**WHAT TO PRODUCE**:
Extract the full listing verbatim and drop any pictures from your copy.

┌────────

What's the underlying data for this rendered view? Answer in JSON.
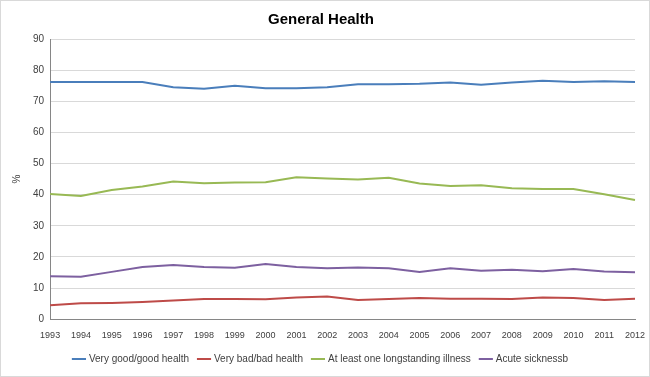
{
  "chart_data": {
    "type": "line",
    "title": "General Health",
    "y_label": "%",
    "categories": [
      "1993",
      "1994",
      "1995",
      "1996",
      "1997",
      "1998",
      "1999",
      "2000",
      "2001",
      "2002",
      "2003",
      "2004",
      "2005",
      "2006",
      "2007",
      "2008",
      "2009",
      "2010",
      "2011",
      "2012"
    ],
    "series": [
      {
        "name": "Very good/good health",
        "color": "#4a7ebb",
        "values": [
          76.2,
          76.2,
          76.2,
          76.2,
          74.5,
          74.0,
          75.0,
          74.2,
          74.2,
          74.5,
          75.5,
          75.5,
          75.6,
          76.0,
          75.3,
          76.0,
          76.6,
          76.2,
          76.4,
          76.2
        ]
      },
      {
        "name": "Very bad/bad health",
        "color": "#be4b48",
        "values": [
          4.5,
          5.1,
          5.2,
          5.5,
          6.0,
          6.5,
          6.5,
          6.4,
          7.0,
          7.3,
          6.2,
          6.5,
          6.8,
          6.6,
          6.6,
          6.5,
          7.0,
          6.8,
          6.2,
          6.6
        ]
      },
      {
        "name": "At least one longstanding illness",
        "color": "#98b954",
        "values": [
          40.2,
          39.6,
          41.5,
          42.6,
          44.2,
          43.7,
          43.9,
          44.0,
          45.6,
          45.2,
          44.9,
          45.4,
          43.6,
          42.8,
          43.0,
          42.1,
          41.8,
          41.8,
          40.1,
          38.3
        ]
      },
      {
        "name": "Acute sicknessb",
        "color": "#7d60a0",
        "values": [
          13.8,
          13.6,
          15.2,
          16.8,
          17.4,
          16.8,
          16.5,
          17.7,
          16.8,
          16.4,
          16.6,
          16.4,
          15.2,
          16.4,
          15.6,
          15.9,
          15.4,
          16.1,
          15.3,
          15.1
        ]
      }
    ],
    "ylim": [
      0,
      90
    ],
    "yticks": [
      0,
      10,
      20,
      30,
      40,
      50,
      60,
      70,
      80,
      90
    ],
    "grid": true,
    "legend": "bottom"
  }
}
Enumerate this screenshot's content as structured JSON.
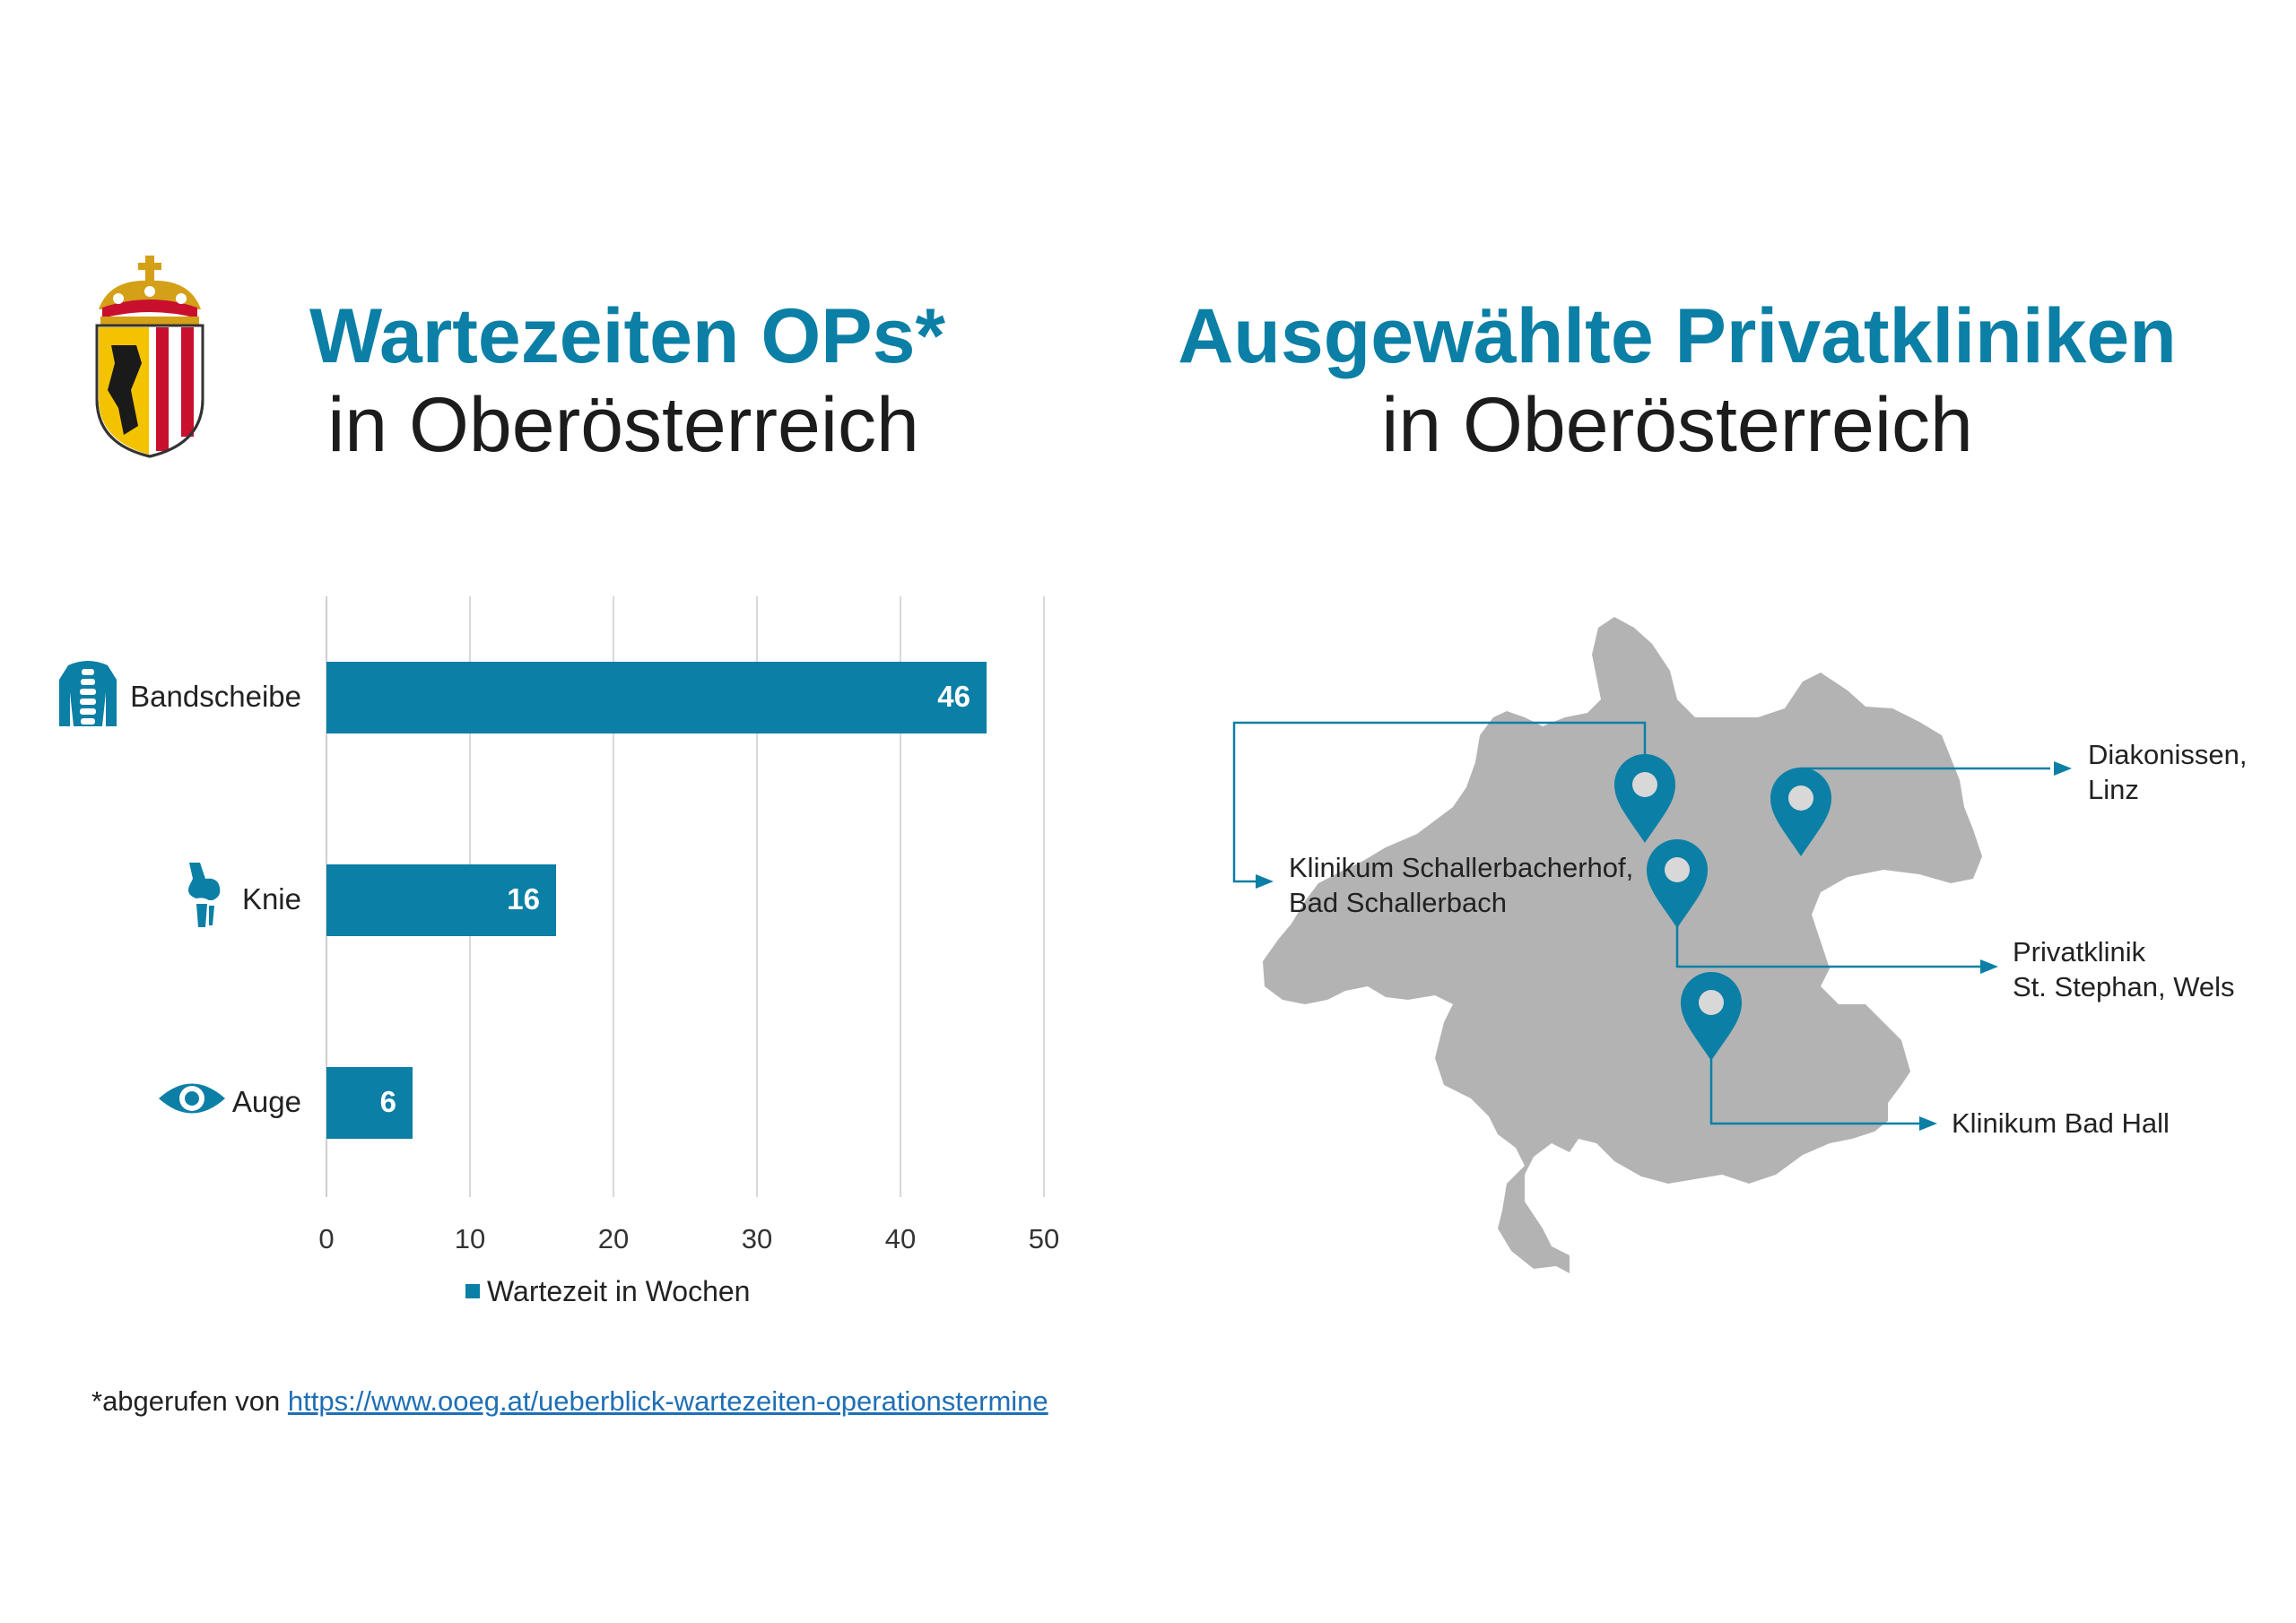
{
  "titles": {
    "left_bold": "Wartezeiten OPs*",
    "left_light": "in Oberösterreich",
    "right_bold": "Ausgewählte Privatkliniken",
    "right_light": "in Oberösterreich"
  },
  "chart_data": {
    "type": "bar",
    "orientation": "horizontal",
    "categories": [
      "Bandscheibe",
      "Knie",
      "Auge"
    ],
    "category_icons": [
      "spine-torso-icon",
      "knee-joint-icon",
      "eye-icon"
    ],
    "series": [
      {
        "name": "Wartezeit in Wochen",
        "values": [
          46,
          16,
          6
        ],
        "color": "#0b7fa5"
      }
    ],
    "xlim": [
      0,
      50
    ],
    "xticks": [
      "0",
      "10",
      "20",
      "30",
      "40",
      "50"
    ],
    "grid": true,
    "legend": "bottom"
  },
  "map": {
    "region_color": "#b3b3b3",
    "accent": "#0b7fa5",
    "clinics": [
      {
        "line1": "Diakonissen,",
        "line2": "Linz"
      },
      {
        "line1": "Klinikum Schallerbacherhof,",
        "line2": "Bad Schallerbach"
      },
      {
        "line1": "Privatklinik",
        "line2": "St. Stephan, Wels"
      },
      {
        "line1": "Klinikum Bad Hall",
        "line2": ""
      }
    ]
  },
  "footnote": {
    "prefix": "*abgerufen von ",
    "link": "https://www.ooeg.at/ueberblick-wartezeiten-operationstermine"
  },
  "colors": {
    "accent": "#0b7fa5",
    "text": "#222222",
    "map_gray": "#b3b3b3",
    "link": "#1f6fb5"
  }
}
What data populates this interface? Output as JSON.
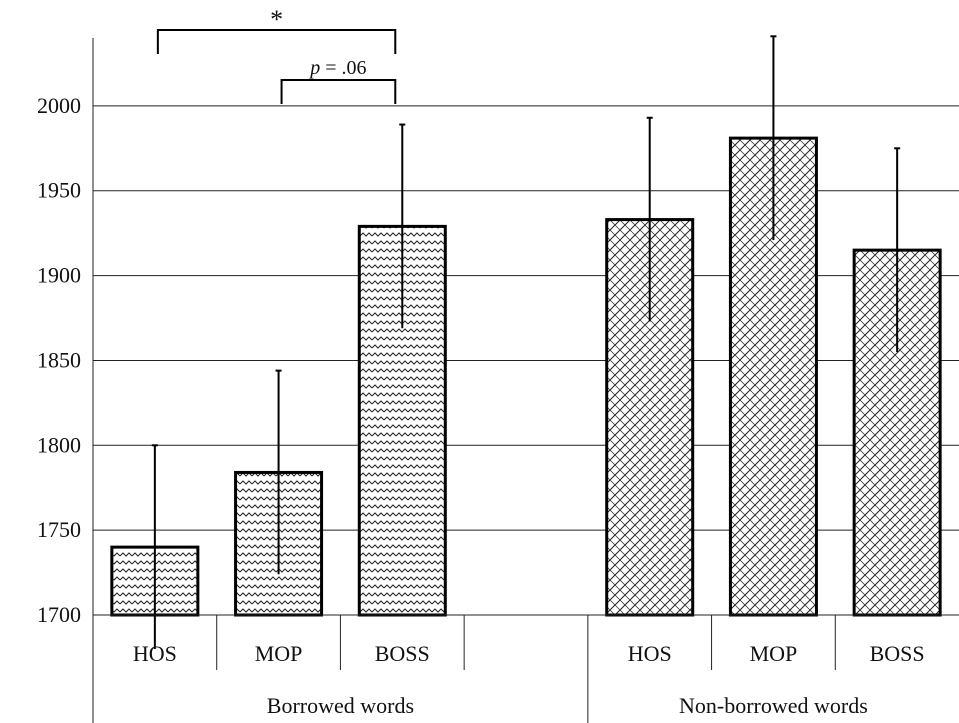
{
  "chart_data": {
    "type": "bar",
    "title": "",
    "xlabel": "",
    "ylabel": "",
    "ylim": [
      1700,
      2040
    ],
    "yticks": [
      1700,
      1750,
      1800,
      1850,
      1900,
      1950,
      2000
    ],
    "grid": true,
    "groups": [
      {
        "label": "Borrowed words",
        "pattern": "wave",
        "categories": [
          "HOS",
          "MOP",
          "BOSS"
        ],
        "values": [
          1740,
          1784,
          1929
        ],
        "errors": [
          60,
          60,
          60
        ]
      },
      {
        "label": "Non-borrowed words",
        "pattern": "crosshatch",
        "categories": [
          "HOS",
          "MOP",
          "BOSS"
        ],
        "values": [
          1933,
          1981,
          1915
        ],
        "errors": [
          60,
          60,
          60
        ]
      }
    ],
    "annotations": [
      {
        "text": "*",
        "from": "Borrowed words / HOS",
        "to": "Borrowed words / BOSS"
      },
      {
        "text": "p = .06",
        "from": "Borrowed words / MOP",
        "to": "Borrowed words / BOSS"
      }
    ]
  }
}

└────────

**RESULT OF THIS EXERCISE**:
What's the underlying data for this rendered view? Answer in JSON.
{
  "chart_data": {
    "type": "line",
    "title": "General Health",
    "y_label": "%",
    "categories": [
      "1993",
      "1994",
      "1995",
      "1996",
      "1997",
      "1998",
      "1999",
      "2000",
      "2001",
      "2002",
      "2003",
      "2004",
      "2005",
      "2006",
      "2007",
      "2008",
      "2009",
      "2010",
      "2011",
      "2012"
    ],
    "series": [
      {
        "name": "Very good/good health",
        "color": "#4a7ebb",
        "values": [
          76.2,
          76.2,
          76.2,
          76.2,
          74.5,
          74.0,
          75.0,
          74.2,
          74.2,
          74.5,
          75.5,
          75.5,
          75.6,
          76.0,
          75.3,
          76.0,
          76.6,
          76.2,
          76.4,
          76.2
        ]
      },
      {
        "name": "Very bad/bad health",
        "color": "#be4b48",
        "values": [
          4.5,
          5.1,
          5.2,
          5.5,
          6.0,
          6.5,
          6.5,
          6.4,
          7.0,
          7.3,
          6.2,
          6.5,
          6.8,
          6.6,
          6.6,
          6.5,
          7.0,
          6.8,
          6.2,
          6.6
        ]
      },
      {
        "name": "At least one longstanding illness",
        "color": "#98b954",
        "values": [
          40.2,
          39.6,
          41.5,
          42.6,
          44.2,
          43.7,
          43.9,
          44.0,
          45.6,
          45.2,
          44.9,
          45.4,
          43.6,
          42.8,
          43.0,
          42.1,
          41.8,
          41.8,
          40.1,
          38.3
        ]
      },
      {
        "name": "Acute sicknessb",
        "color": "#7d60a0",
        "values": [
          13.8,
          13.6,
          15.2,
          16.8,
          17.4,
          16.8,
          16.5,
          17.7,
          16.8,
          16.4,
          16.6,
          16.4,
          15.2,
          16.4,
          15.6,
          15.9,
          15.4,
          16.1,
          15.3,
          15.1
        ]
      }
    ],
    "ylim": [
      0,
      90
    ],
    "yticks": [
      0,
      10,
      20,
      30,
      40,
      50,
      60,
      70,
      80,
      90
    ],
    "grid": true,
    "legend": "bottom"
  }
}
Enumerate this screenshot's content as structured JSON.
{
  "titles": {
    "left_bold": "Wartezeiten OPs*",
    "left_light": "in Oberösterreich",
    "right_bold": "Ausgewählte Privatkliniken",
    "right_light": "in Oberösterreich"
  },
  "chart_data": {
    "type": "bar",
    "orientation": "horizontal",
    "categories": [
      "Bandscheibe",
      "Knie",
      "Auge"
    ],
    "category_icons": [
      "spine-torso-icon",
      "knee-joint-icon",
      "eye-icon"
    ],
    "series": [
      {
        "name": "Wartezeit in Wochen",
        "values": [
          46,
          16,
          6
        ],
        "color": "#0b7fa5"
      }
    ],
    "xlim": [
      0,
      50
    ],
    "xticks": [
      "0",
      "10",
      "20",
      "30",
      "40",
      "50"
    ],
    "grid": true,
    "legend": "bottom"
  },
  "map": {
    "region_color": "#b3b3b3",
    "accent": "#0b7fa5",
    "clinics": [
      {
        "line1": "Diakonissen,",
        "line2": "Linz"
      },
      {
        "line1": "Klinikum Schallerbacherhof,",
        "line2": "Bad Schallerbach"
      },
      {
        "line1": "Privatklinik",
        "line2": "St. Stephan, Wels"
      },
      {
        "line1": "Klinikum Bad Hall",
        "line2": ""
      }
    ]
  },
  "footnote": {
    "prefix": "*abgerufen von ",
    "link": "https://www.ooeg.at/ueberblick-wartezeiten-operationstermine"
  },
  "colors": {
    "accent": "#0b7fa5",
    "text": "#222222",
    "map_gray": "#b3b3b3",
    "link": "#1f6fb5"
  }
}
What data populates this interface? Output as JSON.
{
  "chart_data": {
    "type": "bar",
    "title": "",
    "xlabel": "",
    "ylabel": "",
    "ylim": [
      1700,
      2040
    ],
    "yticks": [
      1700,
      1750,
      1800,
      1850,
      1900,
      1950,
      2000
    ],
    "grid": true,
    "groups": [
      {
        "label": "Borrowed words",
        "pattern": "wave",
        "categories": [
          "HOS",
          "MOP",
          "BOSS"
        ],
        "values": [
          1740,
          1784,
          1929
        ],
        "errors": [
          60,
          60,
          60
        ]
      },
      {
        "label": "Non-borrowed words",
        "pattern": "crosshatch",
        "categories": [
          "HOS",
          "MOP",
          "BOSS"
        ],
        "values": [
          1933,
          1981,
          1915
        ],
        "errors": [
          60,
          60,
          60
        ]
      }
    ],
    "annotations": [
      {
        "text": "*",
        "from": "Borrowed words / HOS",
        "to": "Borrowed words / BOSS"
      },
      {
        "text": "p = .06",
        "from": "Borrowed words / MOP",
        "to": "Borrowed words / BOSS"
      }
    ]
  }
}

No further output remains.